Each entry below should be reproduced character for character.

### Raw records ###

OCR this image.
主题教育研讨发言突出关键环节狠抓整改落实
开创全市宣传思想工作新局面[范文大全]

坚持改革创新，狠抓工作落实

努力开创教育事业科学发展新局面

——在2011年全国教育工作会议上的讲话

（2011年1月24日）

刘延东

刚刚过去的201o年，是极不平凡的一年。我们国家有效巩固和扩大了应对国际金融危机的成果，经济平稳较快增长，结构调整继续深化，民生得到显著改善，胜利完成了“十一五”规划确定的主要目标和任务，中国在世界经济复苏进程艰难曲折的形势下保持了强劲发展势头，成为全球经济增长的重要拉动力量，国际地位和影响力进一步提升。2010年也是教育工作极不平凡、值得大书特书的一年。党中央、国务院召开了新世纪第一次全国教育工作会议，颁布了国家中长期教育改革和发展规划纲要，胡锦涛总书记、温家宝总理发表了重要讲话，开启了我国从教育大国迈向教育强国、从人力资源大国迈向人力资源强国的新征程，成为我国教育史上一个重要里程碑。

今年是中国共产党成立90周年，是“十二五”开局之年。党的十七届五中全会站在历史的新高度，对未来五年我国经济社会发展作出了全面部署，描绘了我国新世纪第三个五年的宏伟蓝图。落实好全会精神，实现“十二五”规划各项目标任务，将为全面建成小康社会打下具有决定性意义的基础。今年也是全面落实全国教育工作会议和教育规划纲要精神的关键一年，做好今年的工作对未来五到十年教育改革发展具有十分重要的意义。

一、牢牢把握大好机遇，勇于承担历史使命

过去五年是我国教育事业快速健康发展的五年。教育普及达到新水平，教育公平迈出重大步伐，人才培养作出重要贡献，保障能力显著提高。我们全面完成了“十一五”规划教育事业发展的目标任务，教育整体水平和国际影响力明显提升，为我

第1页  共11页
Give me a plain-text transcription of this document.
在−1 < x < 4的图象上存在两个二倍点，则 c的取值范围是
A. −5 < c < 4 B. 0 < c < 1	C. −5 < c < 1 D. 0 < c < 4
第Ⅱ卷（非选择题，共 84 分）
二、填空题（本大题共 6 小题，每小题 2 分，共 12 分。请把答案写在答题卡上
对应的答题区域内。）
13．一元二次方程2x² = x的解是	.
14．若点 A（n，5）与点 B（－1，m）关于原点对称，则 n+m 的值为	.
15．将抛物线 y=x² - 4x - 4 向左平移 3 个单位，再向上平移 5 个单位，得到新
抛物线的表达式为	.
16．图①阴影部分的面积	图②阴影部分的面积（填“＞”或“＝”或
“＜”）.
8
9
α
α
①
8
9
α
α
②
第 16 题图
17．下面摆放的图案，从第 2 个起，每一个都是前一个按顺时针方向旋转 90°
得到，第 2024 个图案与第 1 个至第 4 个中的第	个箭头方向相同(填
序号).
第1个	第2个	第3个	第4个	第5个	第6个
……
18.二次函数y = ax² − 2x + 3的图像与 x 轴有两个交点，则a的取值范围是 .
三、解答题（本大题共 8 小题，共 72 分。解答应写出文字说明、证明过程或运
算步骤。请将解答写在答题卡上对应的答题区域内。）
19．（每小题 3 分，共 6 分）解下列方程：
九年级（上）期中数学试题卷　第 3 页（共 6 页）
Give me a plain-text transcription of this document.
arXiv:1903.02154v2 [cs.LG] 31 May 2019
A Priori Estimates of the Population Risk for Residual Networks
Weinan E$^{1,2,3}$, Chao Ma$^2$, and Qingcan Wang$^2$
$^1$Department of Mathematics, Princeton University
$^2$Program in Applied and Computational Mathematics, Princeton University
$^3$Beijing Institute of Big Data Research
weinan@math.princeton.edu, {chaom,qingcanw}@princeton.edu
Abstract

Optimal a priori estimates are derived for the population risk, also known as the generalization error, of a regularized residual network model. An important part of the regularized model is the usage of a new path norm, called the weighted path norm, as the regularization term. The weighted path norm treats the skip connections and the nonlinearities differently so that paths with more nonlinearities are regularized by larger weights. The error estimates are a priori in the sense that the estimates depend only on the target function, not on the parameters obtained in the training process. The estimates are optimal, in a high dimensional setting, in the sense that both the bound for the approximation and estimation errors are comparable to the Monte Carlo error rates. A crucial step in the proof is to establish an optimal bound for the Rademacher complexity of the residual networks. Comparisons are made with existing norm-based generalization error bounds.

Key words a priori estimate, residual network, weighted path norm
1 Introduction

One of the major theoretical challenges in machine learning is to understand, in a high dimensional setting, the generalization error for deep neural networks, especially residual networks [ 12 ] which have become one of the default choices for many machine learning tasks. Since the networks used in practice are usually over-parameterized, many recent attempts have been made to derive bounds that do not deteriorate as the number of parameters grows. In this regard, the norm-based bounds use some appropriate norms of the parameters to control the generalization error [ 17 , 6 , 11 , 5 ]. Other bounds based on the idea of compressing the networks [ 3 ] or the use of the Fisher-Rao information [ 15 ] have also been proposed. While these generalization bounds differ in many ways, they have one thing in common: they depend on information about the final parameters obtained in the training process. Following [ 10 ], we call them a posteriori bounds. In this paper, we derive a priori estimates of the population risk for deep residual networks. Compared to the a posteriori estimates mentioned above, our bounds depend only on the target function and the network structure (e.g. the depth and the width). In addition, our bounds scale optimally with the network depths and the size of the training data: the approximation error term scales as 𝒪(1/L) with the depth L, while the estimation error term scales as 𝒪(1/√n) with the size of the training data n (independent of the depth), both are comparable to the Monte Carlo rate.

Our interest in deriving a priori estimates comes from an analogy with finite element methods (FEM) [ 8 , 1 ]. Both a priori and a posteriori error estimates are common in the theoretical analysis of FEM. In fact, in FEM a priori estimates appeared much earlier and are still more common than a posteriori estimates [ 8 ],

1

###

= Task result =
OCR this image.
主题教育研讨发言突出关键环节狠抓整改落实
开创全市宣传思想工作新局面[范文大全]

坚持改革创新，狠抓工作落实

努力开创教育事业科学发展新局面

——在2011年全国教育工作会议上的讲话

（2011年1月24日）

刘延东

刚刚过去的201o年，是极不平凡的一年。我们国家有效巩固和扩大了应对国际金融危机的成果，经济平稳较快增长，结构调整继续深化，民生得到显著改善，胜利完成了“十一五”规划确定的主要目标和任务，中国在世界经济复苏进程艰难曲折的形势下保持了强劲发展势头，成为全球经济增长的重要拉动力量，国际地位和影响力进一步提升。2010年也是教育工作极不平凡、值得大书特书的一年。党中央、国务院召开了新世纪第一次全国教育工作会议，颁布了国家中长期教育改革和发展规划纲要，胡锦涛总书记、温家宝总理发表了重要讲话，开启了我国从教育大国迈向教育强国、从人力资源大国迈向人力资源强国的新征程，成为我国教育史上一个重要里程碑。

今年是中国共产党成立90周年，是“十二五”开局之年。党的十七届五中全会站在历史的新高度，对未来五年我国经济社会发展作出了全面部署，描绘了我国新世纪第三个五年的宏伟蓝图。落实好全会精神，实现“十二五”规划各项目标任务，将为全面建成小康社会打下具有决定性意义的基础。今年也是全面落实全国教育工作会议和教育规划纲要精神的关键一年，做好今年的工作对未来五到十年教育改革发展具有十分重要的意义。

一、牢牢把握大好机遇，勇于承担历史使命

过去五年是我国教育事业快速健康发展的五年。教育普及达到新水平，教育公平迈出重大步伐，人才培养作出重要贡献，保障能力显著提高。我们全面完成了“十一五”规划教育事业发展的目标任务，教育整体水平和国际影响力明显提升，为我

第1页  共11页
Give me a plain-text transcription of this document.
在−1 < x < 4的图象上存在两个二倍点，则 c的取值范围是
A. −5 < c < 4 B. 0 < c < 1	C. −5 < c < 1 D. 0 < c < 4
第Ⅱ卷（非选择题，共 84 分）
二、填空题（本大题共 6 小题，每小题 2 分，共 12 分。请把答案写在答题卡上
对应的答题区域内。）
13．一元二次方程2x² = x的解是	.
14．若点 A（n，5）与点 B（－1，m）关于原点对称，则 n+m 的值为	.
15．将抛物线 y=x² - 4x - 4 向左平移 3 个单位，再向上平移 5 个单位，得到新
抛物线的表达式为	.
16．图①阴影部分的面积	图②阴影部分的面积（填“＞”或“＝”或
“＜”）.
8
9
α
α
①
8
9
α
α
②
第 16 题图
17．下面摆放的图案，从第 2 个起，每一个都是前一个按顺时针方向旋转 90°
得到，第 2024 个图案与第 1 个至第 4 个中的第	个箭头方向相同(填
序号).
第1个	第2个	第3个	第4个	第5个	第6个
……
18.二次函数y = ax² − 2x + 3的图像与 x 轴有两个交点，则a的取值范围是 .
三、解答题（本大题共 8 小题，共 72 分。解答应写出文字说明、证明过程或运
算步骤。请将解答写在答题卡上对应的答题区域内。）
19．（每小题 3 分，共 6 分）解下列方程：
九年级（上）期中数学试题卷　第 3 页（共 6 页）
Give me a plain-text transcription of this document.
arXiv:1903.02154v2 [cs.LG] 31 May 2019
A Priori Estimates of the Population Risk for Residual Networks
Weinan E$^{1,2,3}$, Chao Ma$^2$, and Qingcan Wang$^2$
$^1$Department of Mathematics, Princeton University
$^2$Program in Applied and Computational Mathematics, Princeton University
$^3$Beijing Institute of Big Data Research
weinan@math.princeton.edu, {chaom,qingcanw}@princeton.edu
Abstract

Optimal a priori estimates are derived for the population risk, also known as the generalization error, of a regularized residual network model. An important part of the regularized model is the usage of a new path norm, called the weighted path norm, as the regularization term. The weighted path norm treats the skip connections and the nonlinearities differently so that paths with more nonlinearities are regularized by larger weights. The error estimates are a priori in the sense that the estimates depend only on the target function, not on the parameters obtained in the training process. The estimates are optimal, in a high dimensional setting, in the sense that both the bound for the approximation and estimation errors are comparable to the Monte Carlo error rates. A crucial step in the proof is to establish an optimal bound for the Rademacher complexity of the residual networks. Comparisons are made with existing norm-based generalization error bounds.

Key words a priori estimate, residual network, weighted path norm
1 Introduction

One of the major theoretical challenges in machine learning is to understand, in a high dimensional setting, the generalization error for deep neural networks, especially residual networks [ 12 ] which have become one of the default choices for many machine learning tasks. Since the networks used in practice are usually over-parameterized, many recent attempts have been made to derive bounds that do not deteriorate as the number of parameters grows. In this regard, the norm-based bounds use some appropriate norms of the parameters to control the generalization error [ 17 , 6 , 11 , 5 ]. Other bounds based on the idea of compressing the networks [ 3 ] or the use of the Fisher-Rao information [ 15 ] have also been proposed. While these generalization bounds differ in many ways, they have one thing in common: they depend on information about the final parameters obtained in the training process. Following [ 10 ], we call them a posteriori bounds. In this paper, we derive a priori estimates of the population risk for deep residual networks. Compared to the a posteriori estimates mentioned above, our bounds depend only on the target function and the network structure (e.g. the depth and the width). In addition, our bounds scale optimally with the network depths and the size of the training data: the approximation error term scales as 𝒪(1/L) with the depth L, while the estimation error term scales as 𝒪(1/√n) with the size of the training data n (independent of the depth), both are comparable to the Monte Carlo rate.

Our interest in deriving a priori estimates comes from an analogy with finite element methods (FEM) [ 8 , 1 ]. Both a priori and a posteriori error estimates are common in the theoretical analysis of FEM. In fact, in FEM a priori estimates appeared much earlier and are still more common than a posteriori estimates [ 8 ],

1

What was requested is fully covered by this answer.